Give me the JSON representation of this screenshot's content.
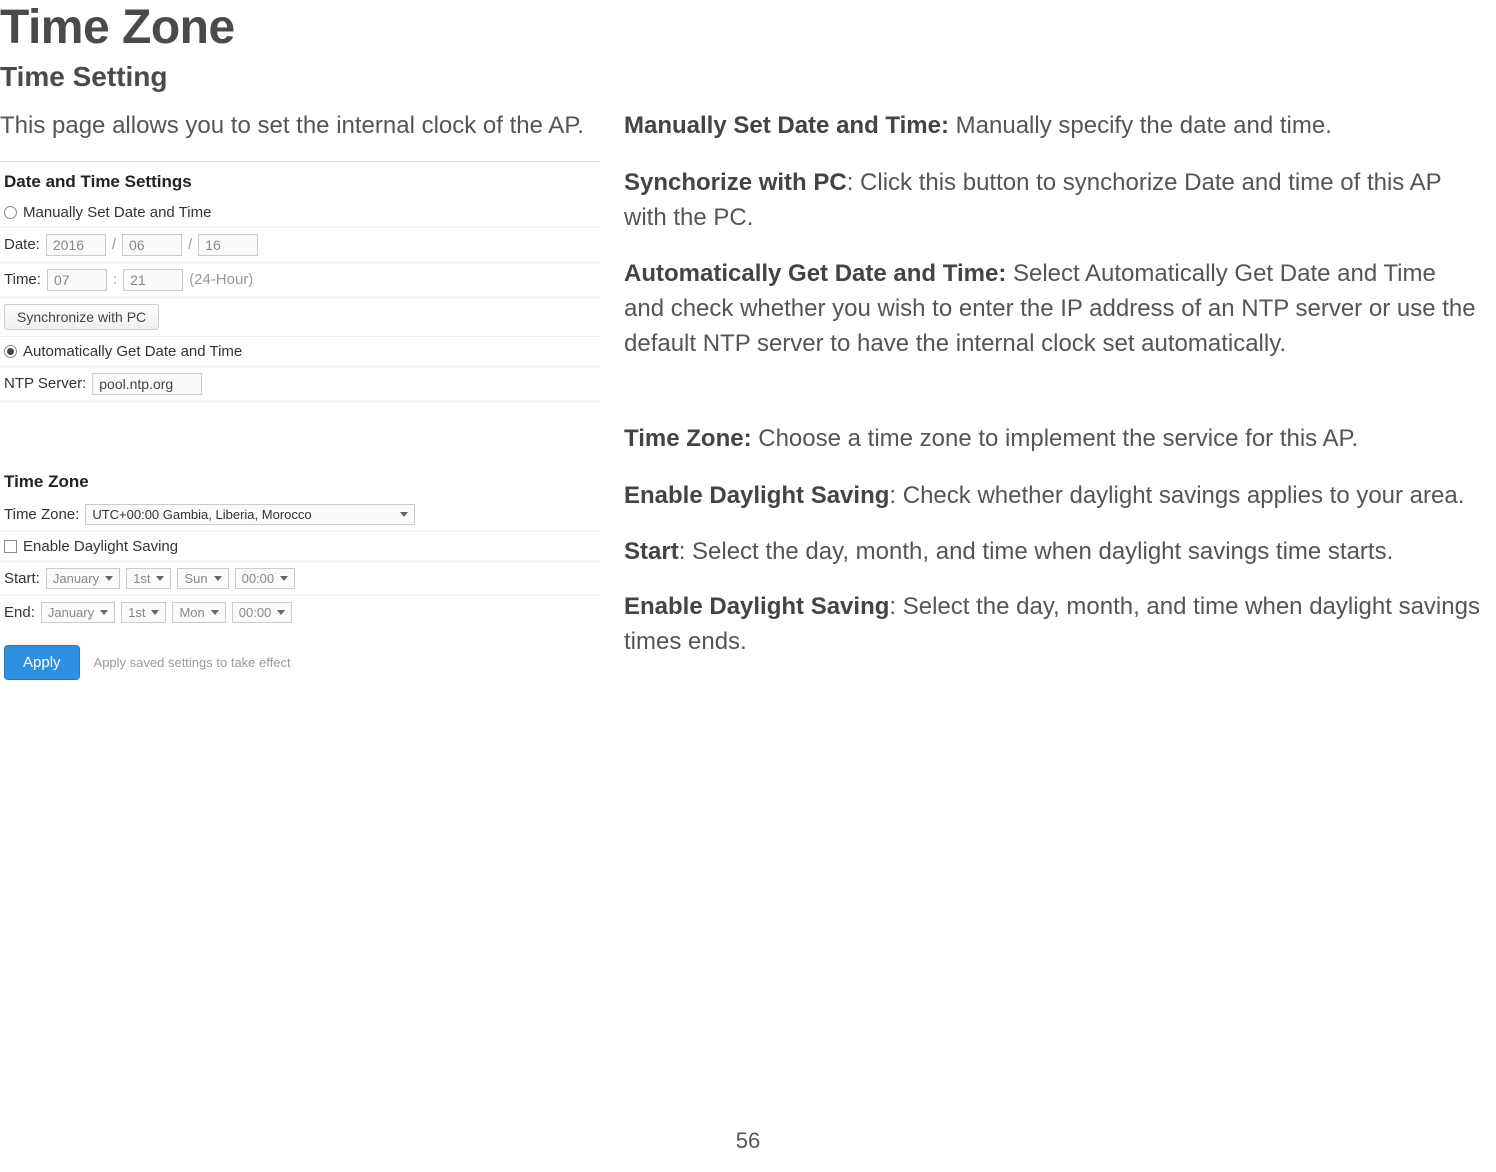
{
  "page_number": "56",
  "title": "Time Zone",
  "subtitle": "Time Setting",
  "intro": "This page allows you to set the internal clock of the AP.",
  "panel": {
    "date_time_header": "Date and Time Settings",
    "manual_label": "Manually Set Date and Time",
    "date_label": "Date:",
    "date_year": "2016",
    "date_month": "06",
    "date_day": "16",
    "slash": "/",
    "time_label": "Time:",
    "time_hour": "07",
    "time_min": "21",
    "time_colon": ":",
    "time_format": "(24-Hour)",
    "sync_btn": "Synchronize with PC",
    "auto_label": "Automatically Get Date and Time",
    "ntp_label": "NTP Server:",
    "ntp_value": "pool.ntp.org",
    "tz_header": "Time Zone",
    "tz_label": "Time Zone:",
    "tz_value": "UTC+00:00 Gambia, Liberia, Morocco",
    "dst_enable": "Enable Daylight Saving",
    "start_label": "Start:",
    "end_label": "End:",
    "month_jan": "January",
    "ord_1st": "1st",
    "day_sun": "Sun",
    "day_mon": "Mon",
    "time_0000": "00:00",
    "apply_btn": "Apply",
    "apply_note": "Apply saved settings to take effect"
  },
  "desc": {
    "p1_b": "Manually Set Date and Time:",
    "p1_t": " Manually specify the date and time.",
    "p2_b": "Synchorize with PC",
    "p2_t": ": Click this button to synchorize Date and time of this AP with the PC.",
    "p3_b": "Automatically Get Date and Time:",
    "p3_t": " Select Automatically Get Date and Time and check whether you wish to enter the IP address of an NTP server or use the default NTP server to have the internal clock set automatically.",
    "p4_b": "Time Zone:",
    "p4_t": " Choose a time zone to implement the service for this AP.",
    "p5_b": "Enable Daylight Saving",
    "p5_t": ": Check whether daylight savings applies to your area.",
    "p6_b": "Start",
    "p6_t": ": Select the day, month, and time when daylight savings time starts.",
    "p7_b": "Enable Daylight Saving",
    "p7_t": ": Select the day, month, and time when daylight savings times ends."
  }
}
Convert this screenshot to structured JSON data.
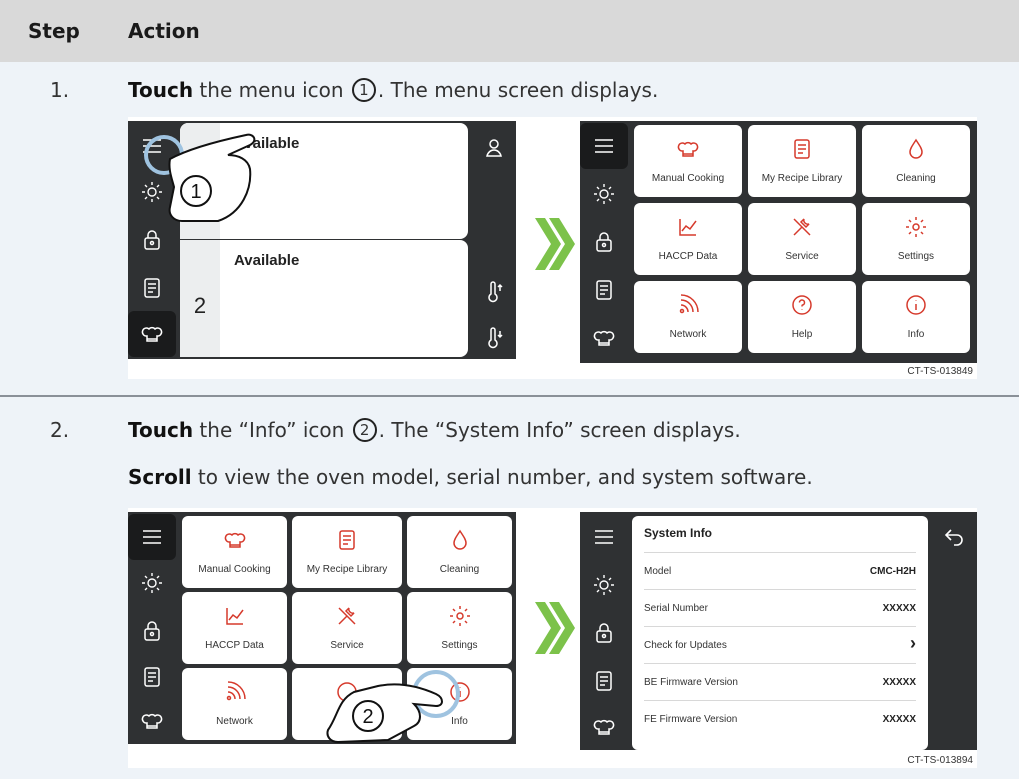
{
  "table": {
    "col_step": "Step",
    "col_action": "Action"
  },
  "steps": [
    {
      "num": "1.",
      "verb": "Touch",
      "text_a": " the menu icon ",
      "marker": "1",
      "text_b": ". The menu screen displays."
    },
    {
      "num": "2.",
      "verb": "Touch",
      "text_a": " the “Info” icon ",
      "marker": "2",
      "text_b": ". The “System Info” screen displays.",
      "verb2": "Scroll",
      "text_c": " to view the oven model, serial number, and system software."
    }
  ],
  "figure1": {
    "id": "CT-TS-013849",
    "left_screen": {
      "panel1_label": "Available",
      "panel2_label": "Available",
      "panel2_num": "2",
      "callout": "1"
    },
    "right_screen": {
      "tiles": [
        "Manual Cooking",
        "My Recipe Library",
        "Cleaning",
        "HACCP Data",
        "Service",
        "Settings",
        "Network",
        "Help",
        "Info"
      ]
    }
  },
  "figure2": {
    "id": "CT-TS-013894",
    "left_screen": {
      "tiles": [
        "Manual Cooking",
        "My Recipe Library",
        "Cleaning",
        "HACCP Data",
        "Service",
        "Settings",
        "Network",
        "Info"
      ],
      "callout": "2"
    },
    "right_screen": {
      "title": "System Info",
      "rows": [
        {
          "k": "Model",
          "v": "CMC-H2H"
        },
        {
          "k": "Serial Number",
          "v": "XXXXX"
        },
        {
          "k": "Check for Updates",
          "v": "›"
        },
        {
          "k": "BE Firmware Version",
          "v": "XXXXX"
        },
        {
          "k": "FE Firmware Version",
          "v": "XXXXX"
        }
      ]
    }
  },
  "colors": {
    "accent_red": "#d63a2c",
    "arrow_green": "#7cc24a",
    "screen_dark": "#2f3133",
    "header_gray": "#d9d9d9"
  },
  "icons": {
    "sidebar": [
      "menu-icon",
      "sun-icon",
      "lock-icon",
      "recipe-icon",
      "chef-hat-icon"
    ],
    "tiles": [
      "chef-hat-icon",
      "recipe-book-icon",
      "water-drop-icon",
      "chart-icon",
      "wrench-icon",
      "gear-icon",
      "wifi-icon",
      "help-icon",
      "info-icon"
    ]
  }
}
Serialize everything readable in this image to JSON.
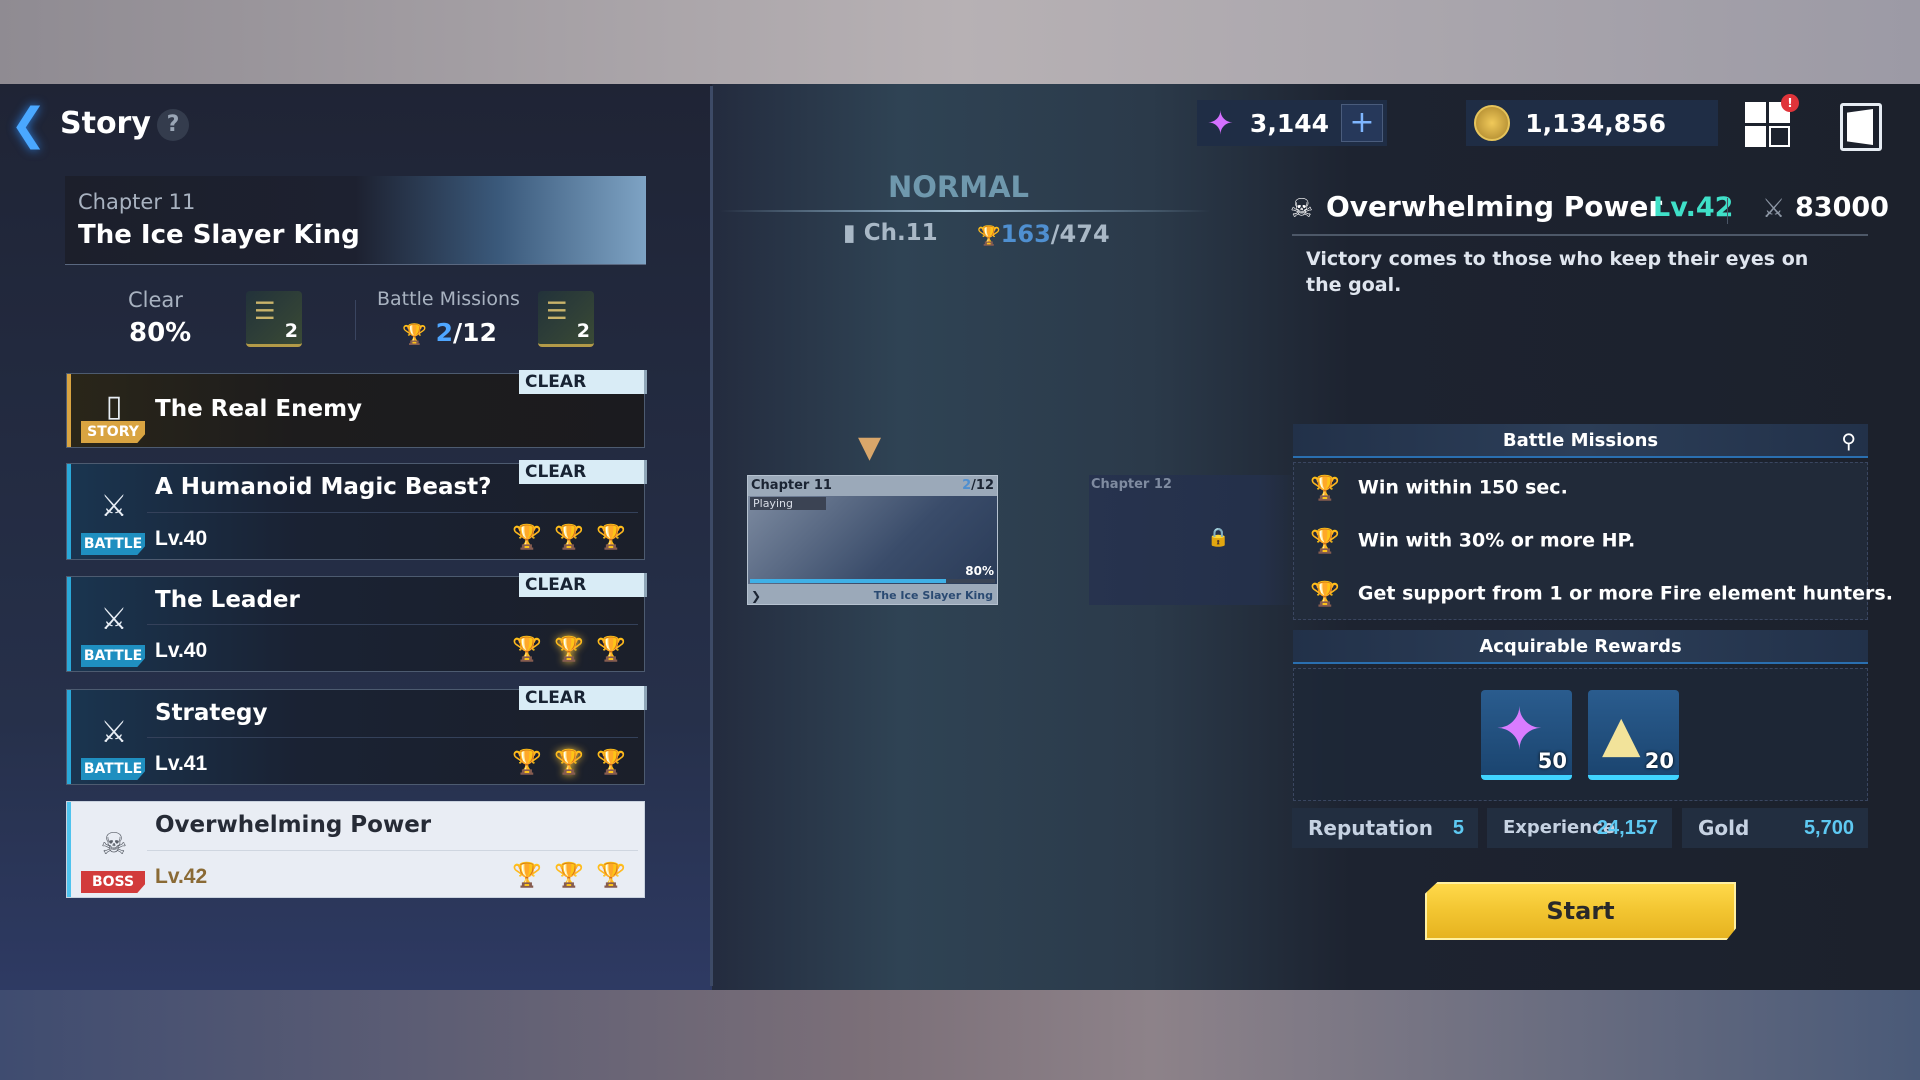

——

Objective: Out of the material above, gather each line where "Manually" appears.

Task response:
    "manual_label": "Manually Set Date and Time",
    "p1_b": "Manually Set Date and Time:",
    "p1_t": " Manually specify the date and time.",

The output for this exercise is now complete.